RECORDS FOR THE EXERCISE:
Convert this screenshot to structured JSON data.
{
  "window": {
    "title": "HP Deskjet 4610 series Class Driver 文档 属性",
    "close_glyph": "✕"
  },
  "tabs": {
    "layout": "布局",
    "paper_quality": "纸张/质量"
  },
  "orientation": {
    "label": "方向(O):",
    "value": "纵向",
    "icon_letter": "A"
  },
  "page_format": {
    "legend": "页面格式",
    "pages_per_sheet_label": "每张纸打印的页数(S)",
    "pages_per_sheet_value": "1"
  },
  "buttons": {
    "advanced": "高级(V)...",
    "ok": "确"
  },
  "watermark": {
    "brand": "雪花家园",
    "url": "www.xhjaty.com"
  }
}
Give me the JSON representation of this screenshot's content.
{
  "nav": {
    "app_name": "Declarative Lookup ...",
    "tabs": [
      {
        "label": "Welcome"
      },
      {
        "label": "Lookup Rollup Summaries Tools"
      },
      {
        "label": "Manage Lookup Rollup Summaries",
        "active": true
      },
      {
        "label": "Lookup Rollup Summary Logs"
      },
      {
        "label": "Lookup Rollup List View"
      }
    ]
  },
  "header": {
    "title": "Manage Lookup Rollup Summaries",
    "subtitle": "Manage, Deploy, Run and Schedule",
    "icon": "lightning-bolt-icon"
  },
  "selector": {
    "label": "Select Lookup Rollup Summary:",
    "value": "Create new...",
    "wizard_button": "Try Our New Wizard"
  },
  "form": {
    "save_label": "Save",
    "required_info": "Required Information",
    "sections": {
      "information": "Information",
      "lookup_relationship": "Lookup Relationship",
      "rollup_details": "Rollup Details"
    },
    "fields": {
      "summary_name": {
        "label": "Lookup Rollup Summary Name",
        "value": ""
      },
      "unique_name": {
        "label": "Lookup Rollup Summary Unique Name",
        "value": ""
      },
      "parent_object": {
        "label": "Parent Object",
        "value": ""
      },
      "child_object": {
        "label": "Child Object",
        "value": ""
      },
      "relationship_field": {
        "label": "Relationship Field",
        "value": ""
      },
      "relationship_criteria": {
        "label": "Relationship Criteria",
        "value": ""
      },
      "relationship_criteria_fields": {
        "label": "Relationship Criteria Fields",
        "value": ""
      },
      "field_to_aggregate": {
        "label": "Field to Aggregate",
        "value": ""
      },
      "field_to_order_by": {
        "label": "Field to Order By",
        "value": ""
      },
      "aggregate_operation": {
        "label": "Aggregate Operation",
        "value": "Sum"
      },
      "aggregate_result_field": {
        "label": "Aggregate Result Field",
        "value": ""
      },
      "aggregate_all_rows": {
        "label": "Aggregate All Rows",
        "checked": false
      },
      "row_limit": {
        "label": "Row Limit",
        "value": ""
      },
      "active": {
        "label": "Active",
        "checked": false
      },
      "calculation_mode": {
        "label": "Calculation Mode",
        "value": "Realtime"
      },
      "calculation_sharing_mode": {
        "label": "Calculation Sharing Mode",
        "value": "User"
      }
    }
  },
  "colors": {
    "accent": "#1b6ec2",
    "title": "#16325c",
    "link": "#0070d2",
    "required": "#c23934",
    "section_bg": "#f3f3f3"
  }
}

---

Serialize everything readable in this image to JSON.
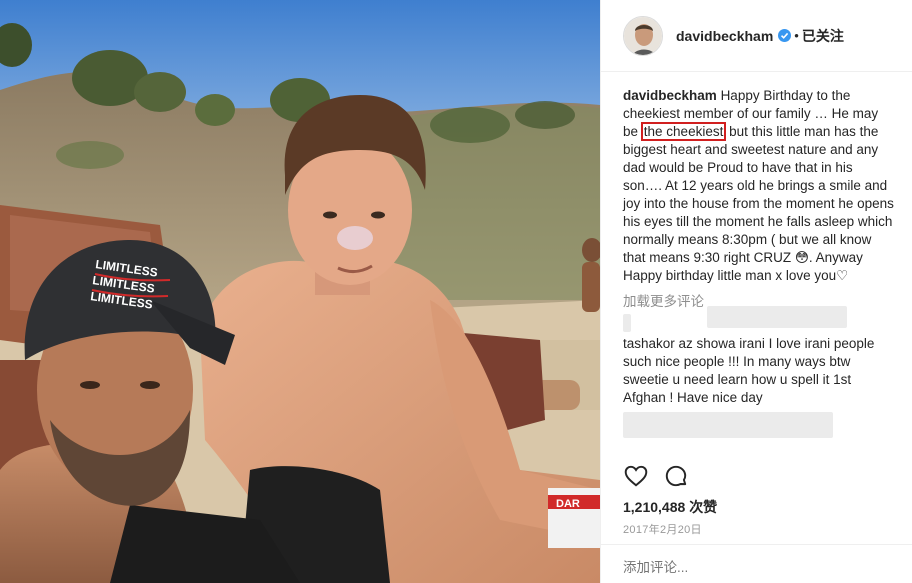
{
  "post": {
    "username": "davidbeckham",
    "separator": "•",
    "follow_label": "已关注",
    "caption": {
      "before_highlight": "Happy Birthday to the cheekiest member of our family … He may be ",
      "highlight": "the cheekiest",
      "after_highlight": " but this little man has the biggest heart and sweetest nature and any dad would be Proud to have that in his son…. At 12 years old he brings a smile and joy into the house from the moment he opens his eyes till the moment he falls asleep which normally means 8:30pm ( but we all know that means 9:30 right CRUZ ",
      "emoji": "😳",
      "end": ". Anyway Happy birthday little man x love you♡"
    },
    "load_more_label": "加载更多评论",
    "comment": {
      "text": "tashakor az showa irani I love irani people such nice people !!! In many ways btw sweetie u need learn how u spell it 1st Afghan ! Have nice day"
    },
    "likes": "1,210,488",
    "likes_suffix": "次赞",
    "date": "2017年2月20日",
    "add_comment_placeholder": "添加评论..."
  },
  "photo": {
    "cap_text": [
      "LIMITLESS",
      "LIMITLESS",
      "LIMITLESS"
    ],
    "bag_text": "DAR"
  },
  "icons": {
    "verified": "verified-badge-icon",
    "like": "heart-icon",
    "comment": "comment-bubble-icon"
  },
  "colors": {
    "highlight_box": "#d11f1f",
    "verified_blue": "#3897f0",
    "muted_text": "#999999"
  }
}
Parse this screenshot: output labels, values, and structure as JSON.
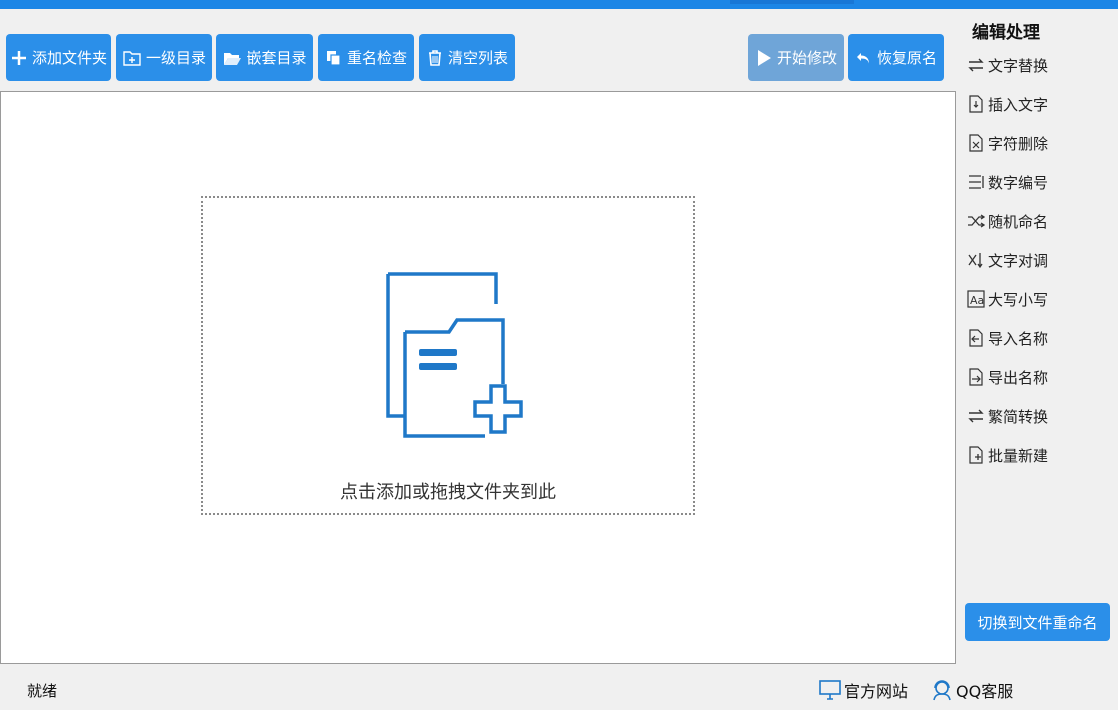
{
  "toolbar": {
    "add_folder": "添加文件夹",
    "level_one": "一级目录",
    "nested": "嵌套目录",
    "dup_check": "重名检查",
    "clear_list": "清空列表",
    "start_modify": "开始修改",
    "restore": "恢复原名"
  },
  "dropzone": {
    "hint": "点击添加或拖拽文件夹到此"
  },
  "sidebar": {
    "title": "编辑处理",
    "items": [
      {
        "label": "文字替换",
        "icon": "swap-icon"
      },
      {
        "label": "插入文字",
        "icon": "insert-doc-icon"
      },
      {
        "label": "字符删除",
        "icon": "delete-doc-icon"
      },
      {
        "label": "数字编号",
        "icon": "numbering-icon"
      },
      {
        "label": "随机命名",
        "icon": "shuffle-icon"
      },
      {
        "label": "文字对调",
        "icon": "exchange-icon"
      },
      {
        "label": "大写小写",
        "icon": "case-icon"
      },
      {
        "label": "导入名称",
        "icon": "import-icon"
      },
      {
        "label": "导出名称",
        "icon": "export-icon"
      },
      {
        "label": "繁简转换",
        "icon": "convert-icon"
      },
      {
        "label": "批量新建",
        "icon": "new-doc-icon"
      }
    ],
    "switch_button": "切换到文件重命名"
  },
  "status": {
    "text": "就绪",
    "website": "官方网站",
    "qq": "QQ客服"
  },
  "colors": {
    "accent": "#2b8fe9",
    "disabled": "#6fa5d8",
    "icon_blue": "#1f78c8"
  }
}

EXERCISE: List all lines in the material containing the string "Manage".

TASK RESPONSE:
        "label": "Manage Lookup Rollup Summaries",
    "title": "Manage Lookup Rollup Summaries",
    "subtitle": "Manage, Deploy, Run and Schedule",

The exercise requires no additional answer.